> THE EXERCISE
Every line of the listing must be reproduced as it stands. Leave the images behind.

> RECORD LIST
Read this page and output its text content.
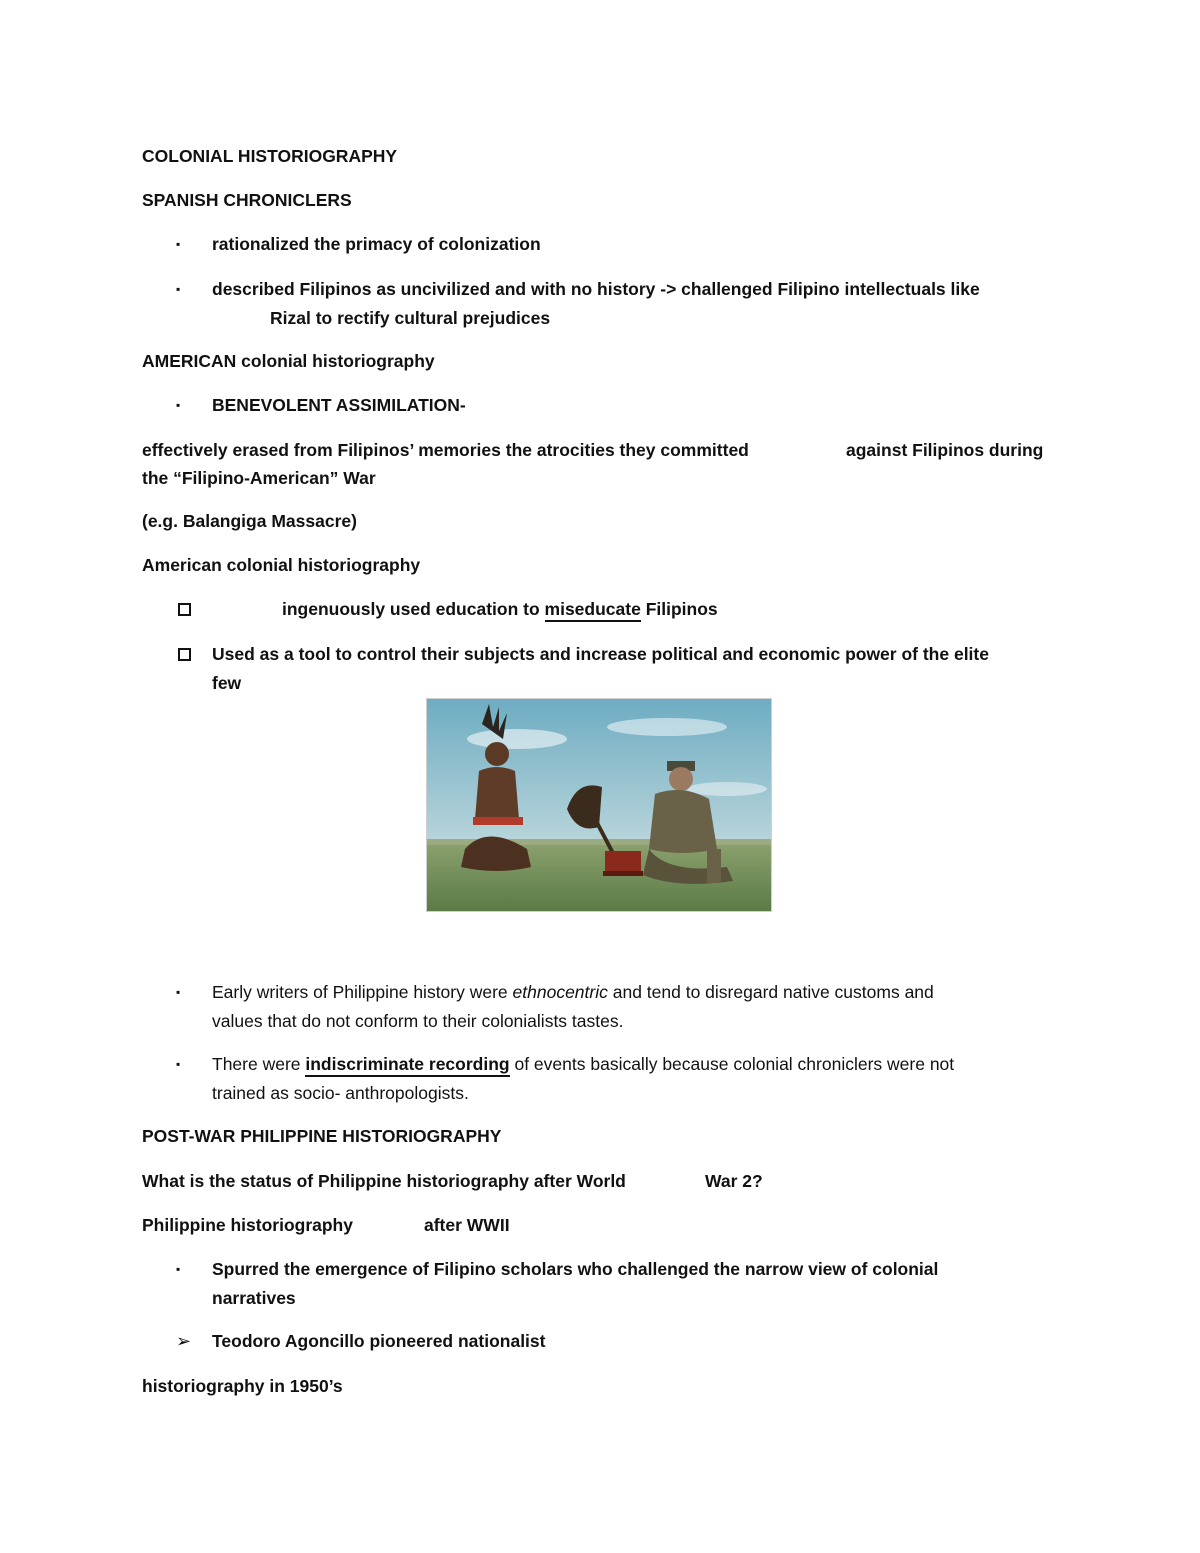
COLONIAL HISTORIOGRAPHY
SPANISH CHRONICLERS
▪ rationalized the primacy of colonization
▪ described Filipinos as uncivilized and with no history -> challenged Filipino intellectuals like
Rizal to rectify cultural prejudices
AMERICAN colonial historiography
▪ BENEVOLENT ASSIMILATION-
effectively erased from Filipinos’ memories the atrocities they committed	against Filipinos during
the “Filipino-American” War
(e.g. Balangiga Massacre)
American colonial historiography
ingenuously used education to miseducate Filipinos
Used as a tool to control their subjects and increase political and economic power of the elite
few
▪ Early writers of Philippine history were ethnocentric and tend to disregard native customs and
values that do not conform to their colonialists tastes.
▪ There were indiscriminate recording of events basically because colonial chroniclers were not
trained as socio- anthropologists.
POST-WAR PHILIPPINE HISTORIOGRAPHY
What is the status of Philippine historiography after World	War 2?
Philippine historiography	after WWII
▪ Spurred the emergence of Filipino scholars who challenged the narrow view of colonial
narratives
➢ Teodoro Agoncillo pioneered nationalist
historiography in 1950’s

> FINAL RESULT
Read this page and output its text content.
COLONIAL HISTORIOGRAPHY
SPANISH CHRONICLERS
▪ rationalized the primacy of colonization
▪ described Filipinos as uncivilized and with no history -> challenged Filipino intellectuals like
Rizal to rectify cultural prejudices
AMERICAN colonial historiography
▪ BENEVOLENT ASSIMILATION-
effectively erased from Filipinos’ memories the atrocities they committed	against Filipinos during
the “Filipino-American” War
(e.g. Balangiga Massacre)
American colonial historiography
ingenuously used education to miseducate Filipinos
Used as a tool to control their subjects and increase political and economic power of the elite
few
▪ Early writers of Philippine history were ethnocentric and tend to disregard native customs and
values that do not conform to their colonialists tastes.
▪ There were indiscriminate recording of events basically because colonial chroniclers were not
trained as socio- anthropologists.
POST-WAR PHILIPPINE HISTORIOGRAPHY
What is the status of Philippine historiography after World	War 2?
Philippine historiography	after WWII
▪ Spurred the emergence of Filipino scholars who challenged the narrow view of colonial
narratives
➢ Teodoro Agoncillo pioneered nationalist
historiography in 1950’s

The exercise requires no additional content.